→ **Required tasks**:
**A.** Translate this sentence from the timeout discussion into Spanish: "Yes, this is a good point and an easy fix."
**B.** In the timeout discussion, reproduce the passage between "Yes, this is" and "can parameterize it.", inclusive, substituting "timeout" for "default".

— Begin Given text —

I propose adding a timeout value. I have tested this locally, and if you give me direction, i.e how do we pass the timeout value to this function, I can make the change myself.

I propose modifying stream_info blob to add timeout.

ThePatelCode avatar Apr 05 '25 19:04 ThePatelCode

Yes, this is a good point and an easy fix. Let me pencil this in for the next update.

afourney avatar Apr 07 '25 16:04 afourney

@afourney , if you give me sense of direction which you are think, I am happy to contribute as well

ThePatelCode avatar Apr 07 '25 16:04 ThePatelCode

@afourney , if you give me sense of direction which you are think, I am happy to contribute as well

I'm thinking of something in this area: https://github.com/microsoft/markitdown/blob/3fcd48cdfc651cbf508071c8d2fb7d82aeb075de/packages/markitdown/src/markitdown/_markitdown.py#L439C1-L465C38

Either when calling get or reading from the stream. Let's start with a good/sane default, then we can parameterize it.

afourney avatar Apr 07 '25 19:04 afourney

I was about to report the same issue. This seems to be an easy fix. Looking forward to the next build. Thanks to the team.

sonnylaskar avatar Apr 08 '25 14:04 sonnylaskar

It is a very easy fix, just fixed in a PR, hope it can be merged soon.

sammydeprez avatar Sep 09 '25 11:09 sammydeprez

— End Given text —
— Begin Dataset excerpts —

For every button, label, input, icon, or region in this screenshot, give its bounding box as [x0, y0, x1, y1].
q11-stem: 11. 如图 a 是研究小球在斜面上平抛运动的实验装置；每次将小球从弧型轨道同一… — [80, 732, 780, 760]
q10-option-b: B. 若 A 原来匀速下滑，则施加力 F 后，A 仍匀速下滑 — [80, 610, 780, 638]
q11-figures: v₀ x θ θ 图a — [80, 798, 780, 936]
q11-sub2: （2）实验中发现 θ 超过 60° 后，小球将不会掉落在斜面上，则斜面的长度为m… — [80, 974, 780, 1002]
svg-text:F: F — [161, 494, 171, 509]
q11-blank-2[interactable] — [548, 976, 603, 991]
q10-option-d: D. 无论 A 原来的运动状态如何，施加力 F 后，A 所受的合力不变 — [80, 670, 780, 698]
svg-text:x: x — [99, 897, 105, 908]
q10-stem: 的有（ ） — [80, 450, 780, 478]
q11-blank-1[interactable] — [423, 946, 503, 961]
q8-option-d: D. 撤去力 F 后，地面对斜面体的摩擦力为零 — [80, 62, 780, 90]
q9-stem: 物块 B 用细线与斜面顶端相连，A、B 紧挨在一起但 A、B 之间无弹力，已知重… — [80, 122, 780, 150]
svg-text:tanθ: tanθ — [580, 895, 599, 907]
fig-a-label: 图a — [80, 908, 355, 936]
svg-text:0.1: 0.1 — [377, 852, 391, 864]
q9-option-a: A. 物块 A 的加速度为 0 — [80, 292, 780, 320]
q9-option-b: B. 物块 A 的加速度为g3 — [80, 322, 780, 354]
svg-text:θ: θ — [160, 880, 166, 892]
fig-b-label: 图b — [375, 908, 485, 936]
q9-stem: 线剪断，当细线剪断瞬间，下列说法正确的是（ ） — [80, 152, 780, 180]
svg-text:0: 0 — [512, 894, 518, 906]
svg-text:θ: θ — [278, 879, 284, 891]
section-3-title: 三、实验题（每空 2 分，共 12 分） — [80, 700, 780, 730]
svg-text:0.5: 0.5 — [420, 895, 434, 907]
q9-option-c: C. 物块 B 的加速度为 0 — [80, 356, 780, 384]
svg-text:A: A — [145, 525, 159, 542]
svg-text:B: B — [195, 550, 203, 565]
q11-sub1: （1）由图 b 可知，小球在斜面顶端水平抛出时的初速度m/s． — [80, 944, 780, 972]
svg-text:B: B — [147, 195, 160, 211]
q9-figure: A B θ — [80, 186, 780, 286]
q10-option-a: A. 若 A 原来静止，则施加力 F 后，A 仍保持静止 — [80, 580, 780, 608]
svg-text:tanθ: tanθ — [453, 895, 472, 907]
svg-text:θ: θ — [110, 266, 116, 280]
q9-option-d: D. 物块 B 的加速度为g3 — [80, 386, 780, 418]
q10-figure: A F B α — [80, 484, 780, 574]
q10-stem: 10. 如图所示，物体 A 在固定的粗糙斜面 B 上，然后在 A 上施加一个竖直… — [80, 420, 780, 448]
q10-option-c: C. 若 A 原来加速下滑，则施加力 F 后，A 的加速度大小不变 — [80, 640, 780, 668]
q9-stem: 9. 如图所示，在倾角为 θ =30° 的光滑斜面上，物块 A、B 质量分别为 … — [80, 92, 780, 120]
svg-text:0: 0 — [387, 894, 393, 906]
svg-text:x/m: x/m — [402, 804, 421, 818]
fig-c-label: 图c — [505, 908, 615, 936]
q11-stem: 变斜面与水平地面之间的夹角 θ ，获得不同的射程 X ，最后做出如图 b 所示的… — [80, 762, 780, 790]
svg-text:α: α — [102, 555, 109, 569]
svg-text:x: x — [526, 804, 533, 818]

— End Dataset excerpts —

→ **Solutions to the tasks**:
**A.** Sí, este es un buen punto y una solución fácil.

**B.**
Yes, this is a good point and an easy fix. Let me pencil this in for the next update.

afourney avatar Apr 07 '25 16:04 afourney

@afourney , if you give me sense of direction which you are think, I am happy to contribute as well

ThePatelCode avatar Apr 07 '25 16:04 ThePatelCode

@afourney , if you give me sense of direction which you are think, I am happy to contribute as well

I'm thinking of something in this area: https://github.com/microsoft/markitdown/blob/3fcd48cdfc651cbf508071c8d2fb7d82aeb075de/packages/markitdown/src/markitdown/_markitdown.py#L439C1-L465C38

Either when calling get or reading from the stream. Let's start with a good/sane timeout, then we can parameterize it.